_Tarea a realizar:_ En el fragmento seleccionado sobre la mujer mecanógrafa, identifica todos los aspectos de lo escrito que la mejor escriba no tenía en cuenta al ponerlo por escrito.

_Fragmento seleccionado:_
------------------------------------------------------------------------

Lyons se encarga de visibilizar a la mujer en un siglo que la tuvo como protagonista silenciosa. En primera instancia, fue la indiscutida ejecutora de la máquina de escribir, sinónimo de modernidad; con el tiempo, sin embargo, la capacidad de una mecanógrafa terminó, en cierto grado, por desprestigiarse: la “mujer moderna” se convirtió en una cabeza vacía: la mejor escriba era la autómata, la que, sin más, ponía por escrito, lo más rápido posible, lo que fuere, independientemente del contenido, la forma, el tono, el ritmo. Así las cosas, en este siglo de desventaja femenina las mujeres que osaban dedicarse a la escritura debían, a su vez, saber administrarla junto con las tareas domésticas y familiares, obligaciones que finteaban con descaro las preocupaciones y ocupaciones de los escritores varones, que podían volcarse exclusivamente, de esta manera, al proceso creativo.

------------------------------------------------------------------------

_Entradas proporcionadas:_
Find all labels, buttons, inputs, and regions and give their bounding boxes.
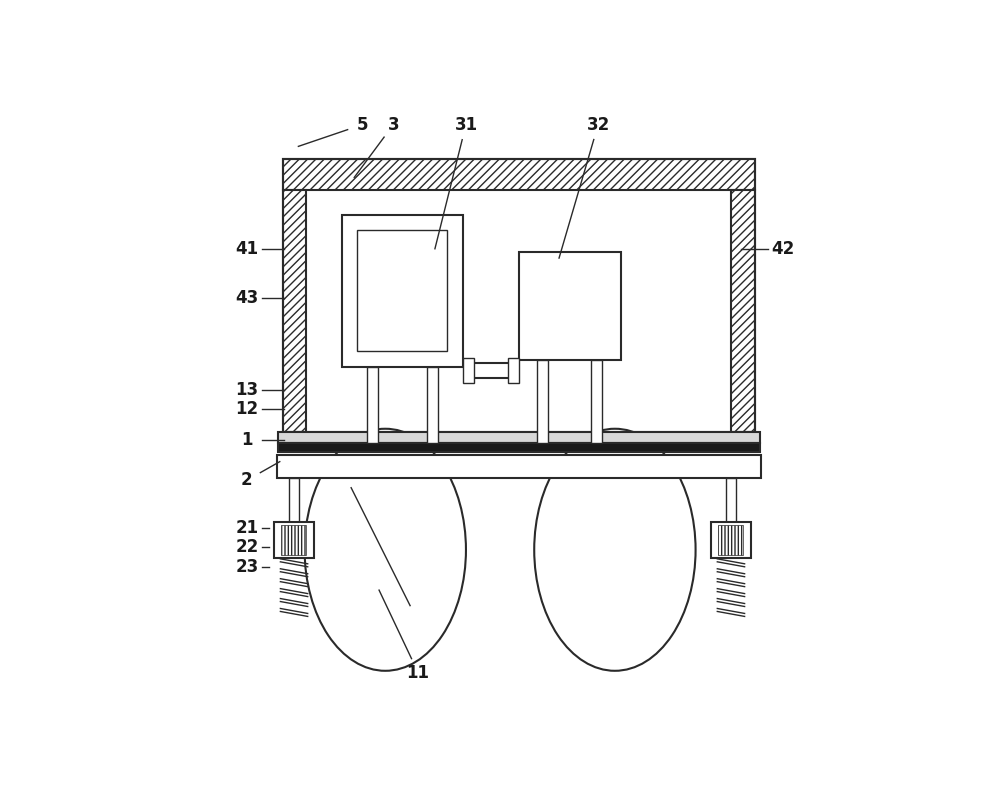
Bar: [726, 479, 736, 521]
Text: 22: 22: [235, 538, 258, 555]
Bar: [367, 367, 378, 443]
Bar: [281, 525, 306, 555]
Bar: [278, 443, 760, 451]
Bar: [342, 214, 463, 367]
Bar: [289, 479, 299, 521]
Bar: [357, 231, 447, 351]
Bar: [283, 159, 755, 432]
Bar: [463, 359, 474, 383]
Text: 13: 13: [235, 381, 258, 399]
Text: 42: 42: [771, 239, 795, 258]
Text: 23: 23: [235, 558, 258, 576]
Text: 2: 2: [241, 472, 253, 489]
Polygon shape: [202, 97, 823, 717]
Text: 32: 32: [587, 115, 610, 134]
Text: 5: 5: [357, 115, 368, 134]
Ellipse shape: [534, 429, 696, 671]
Polygon shape: [306, 189, 731, 432]
Text: 1: 1: [241, 431, 253, 449]
Bar: [711, 521, 751, 558]
Text: 31: 31: [454, 115, 478, 134]
Bar: [427, 367, 438, 443]
Bar: [274, 521, 314, 558]
Text: 12: 12: [235, 400, 258, 418]
Text: 43: 43: [235, 289, 258, 307]
Bar: [277, 455, 761, 479]
Bar: [519, 251, 621, 360]
Bar: [283, 159, 755, 189]
Text: 3: 3: [388, 115, 399, 134]
Text: 21: 21: [235, 519, 258, 537]
Bar: [283, 189, 306, 432]
Text: 11: 11: [407, 663, 430, 682]
Bar: [278, 432, 760, 443]
Bar: [718, 525, 743, 555]
Bar: [591, 360, 602, 443]
Bar: [731, 189, 755, 432]
Text: 41: 41: [235, 239, 258, 258]
Bar: [508, 359, 519, 383]
Ellipse shape: [305, 429, 466, 671]
Bar: [537, 360, 548, 443]
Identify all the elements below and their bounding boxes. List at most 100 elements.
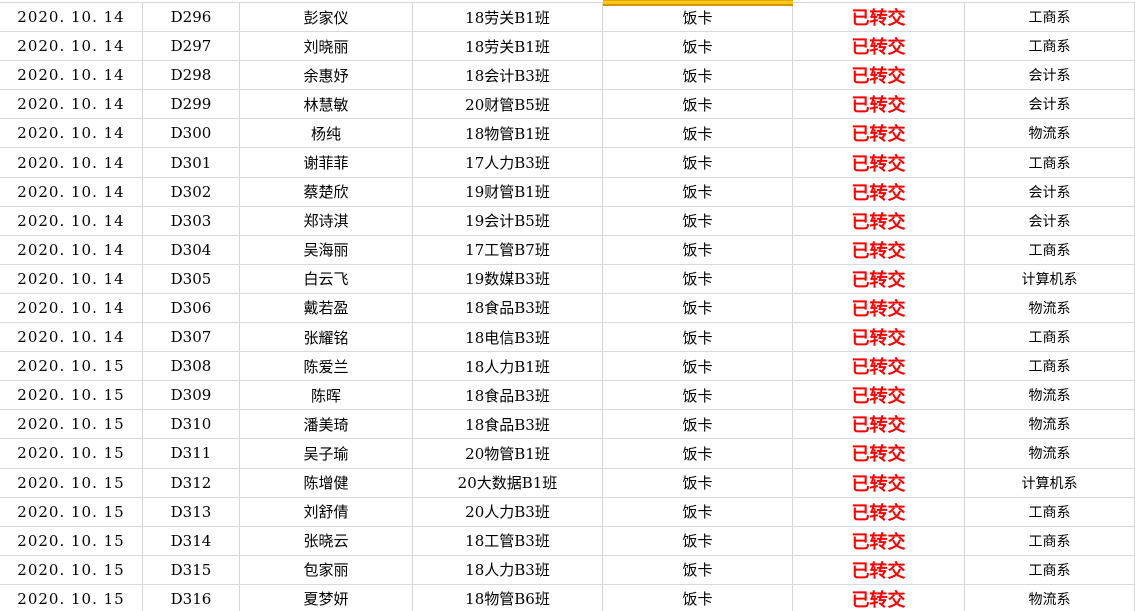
cell-class_name[interactable]: 20物管B1班 [413, 439, 603, 469]
cell-id[interactable]: D315 [143, 555, 240, 585]
cell-department[interactable]: 会计系 [965, 61, 1135, 91]
cell-department[interactable]: 工商系 [965, 148, 1135, 178]
cell-department[interactable]: 会计系 [965, 206, 1135, 236]
cell-id[interactable]: D307 [143, 323, 240, 353]
cell-item[interactable]: 饭卡 [603, 555, 793, 585]
cell-department[interactable]: 工商系 [965, 235, 1135, 265]
cell-date[interactable]: 2020. 10. 14 [0, 32, 143, 62]
cell-department[interactable]: 工商系 [965, 526, 1135, 556]
cell-class_name[interactable]: 19财管B1班 [413, 177, 603, 207]
cell-department[interactable]: 物流系 [965, 381, 1135, 411]
cell-class_name[interactable]: 18食品B3班 [413, 410, 603, 440]
cell-class_name[interactable]: 18工管B3班 [413, 526, 603, 556]
cell-item[interactable]: 饭卡 [603, 381, 793, 411]
cell-name[interactable]: 杨纯 [240, 119, 413, 149]
cell-class_name[interactable]: 18食品B3班 [413, 381, 603, 411]
cell-date[interactable]: 2020. 10. 15 [0, 497, 143, 527]
cell-id[interactable]: D299 [143, 90, 240, 120]
cell-department[interactable]: 物流系 [965, 439, 1135, 469]
cell-item[interactable]: 饭卡 [603, 410, 793, 440]
cell-department[interactable]: 会计系 [965, 90, 1135, 120]
cell-class_name[interactable]: 20人力B3班 [413, 497, 603, 527]
cell-name[interactable]: 白云飞 [240, 264, 413, 294]
cell-status[interactable]: 已转交 [793, 235, 965, 265]
cell-item[interactable]: 饭卡 [603, 497, 793, 527]
cell-status[interactable]: 已转交 [793, 497, 965, 527]
cell-id[interactable]: D298 [143, 61, 240, 91]
cell-name[interactable]: 张晓云 [240, 526, 413, 556]
cell-name[interactable]: 包家丽 [240, 555, 413, 585]
cell-status[interactable]: 已转交 [793, 381, 965, 411]
cell-id[interactable]: D314 [143, 526, 240, 556]
cell-name[interactable]: 潘美琦 [240, 410, 413, 440]
cell-id[interactable]: D305 [143, 264, 240, 294]
cell-class_name[interactable]: 19数媒B3班 [413, 264, 603, 294]
cell-department[interactable]: 工商系 [965, 323, 1135, 353]
cell-status[interactable]: 已转交 [793, 264, 965, 294]
cell-class_name[interactable]: 18食品B3班 [413, 293, 603, 324]
cell-status[interactable]: 已转交 [793, 439, 965, 469]
cell-class_name[interactable]: 18劳关B1班 [413, 3, 603, 33]
cell-id[interactable]: D304 [143, 235, 240, 265]
cell-item[interactable]: 饭卡 [603, 439, 793, 469]
cell-name[interactable]: 余惠妤 [240, 61, 413, 91]
highlighted-cell-remnant[interactable] [603, 0, 793, 6]
cell-status[interactable]: 已转交 [793, 410, 965, 440]
cell-name[interactable]: 陈增健 [240, 468, 413, 498]
cell-id[interactable]: D310 [143, 410, 240, 440]
cell-class_name[interactable]: 19会计B5班 [413, 206, 603, 236]
cell-date[interactable]: 2020. 10. 15 [0, 381, 143, 411]
cell-name[interactable]: 吴海丽 [240, 235, 413, 265]
cell-name[interactable]: 张耀铭 [240, 323, 413, 353]
cell-item[interactable]: 饭卡 [603, 323, 793, 353]
cell-department[interactable]: 会计系 [965, 177, 1135, 207]
cell-status[interactable]: 已转交 [793, 90, 965, 120]
cell-id[interactable]: D297 [143, 32, 240, 62]
cell-name[interactable]: 陈晖 [240, 381, 413, 411]
cell-status[interactable]: 已转交 [793, 3, 965, 33]
cell-id[interactable]: D313 [143, 497, 240, 527]
cell-date[interactable]: 2020. 10. 15 [0, 526, 143, 556]
cell-date[interactable]: 2020. 10. 15 [0, 352, 143, 382]
cell-id[interactable]: D300 [143, 119, 240, 149]
cell-date[interactable]: 2020. 10. 15 [0, 439, 143, 469]
cell-status[interactable]: 已转交 [793, 148, 965, 178]
cell-date[interactable]: 2020. 10. 14 [0, 235, 143, 265]
cell-status[interactable]: 已转交 [793, 293, 965, 324]
cell-item[interactable]: 饭卡 [603, 119, 793, 149]
cell-id[interactable]: D303 [143, 206, 240, 236]
cell-item[interactable]: 饭卡 [603, 32, 793, 62]
cell-date[interactable]: 2020. 10. 15 [0, 584, 143, 611]
cell-class_name[interactable]: 18人力B1班 [413, 352, 603, 382]
cell-item[interactable]: 饭卡 [603, 526, 793, 556]
cell-date[interactable]: 2020. 10. 14 [0, 177, 143, 207]
cell-name[interactable]: 陈爱兰 [240, 352, 413, 382]
cell-id[interactable]: D309 [143, 381, 240, 411]
cell-status[interactable]: 已转交 [793, 206, 965, 236]
cell-item[interactable]: 饭卡 [603, 235, 793, 265]
cell-class_name[interactable]: 20大数据B1班 [413, 468, 603, 498]
cell-id[interactable]: D312 [143, 468, 240, 498]
cell-department[interactable]: 工商系 [965, 3, 1135, 33]
cell-item[interactable]: 饭卡 [603, 148, 793, 178]
cell-id[interactable]: D316 [143, 584, 240, 611]
cell-status[interactable]: 已转交 [793, 526, 965, 556]
cell-status[interactable]: 已转交 [793, 555, 965, 585]
cell-date[interactable]: 2020. 10. 15 [0, 468, 143, 498]
cell-class_name[interactable]: 18电信B3班 [413, 323, 603, 353]
cell-item[interactable]: 饭卡 [603, 352, 793, 382]
cell-name[interactable]: 彭家仪 [240, 3, 413, 33]
cell-department[interactable]: 工商系 [965, 32, 1135, 62]
cell-item[interactable]: 饭卡 [603, 90, 793, 120]
cell-name[interactable]: 夏梦妍 [240, 584, 413, 611]
cell-id[interactable]: D302 [143, 177, 240, 207]
cell-department[interactable]: 工商系 [965, 352, 1135, 382]
cell-department[interactable]: 物流系 [965, 119, 1135, 149]
cell-date[interactable]: 2020. 10. 15 [0, 410, 143, 440]
cell-status[interactable]: 已转交 [793, 352, 965, 382]
cell-item[interactable]: 饭卡 [603, 61, 793, 91]
cell-department[interactable]: 物流系 [965, 410, 1135, 440]
cell-class_name[interactable]: 18人力B3班 [413, 555, 603, 585]
cell-class_name[interactable]: 20财管B5班 [413, 90, 603, 120]
cell-item[interactable]: 饭卡 [603, 206, 793, 236]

------------------------------------------------------------------------

_Resultado:_
- El contenido
- La forma
- El tono
- El ritmo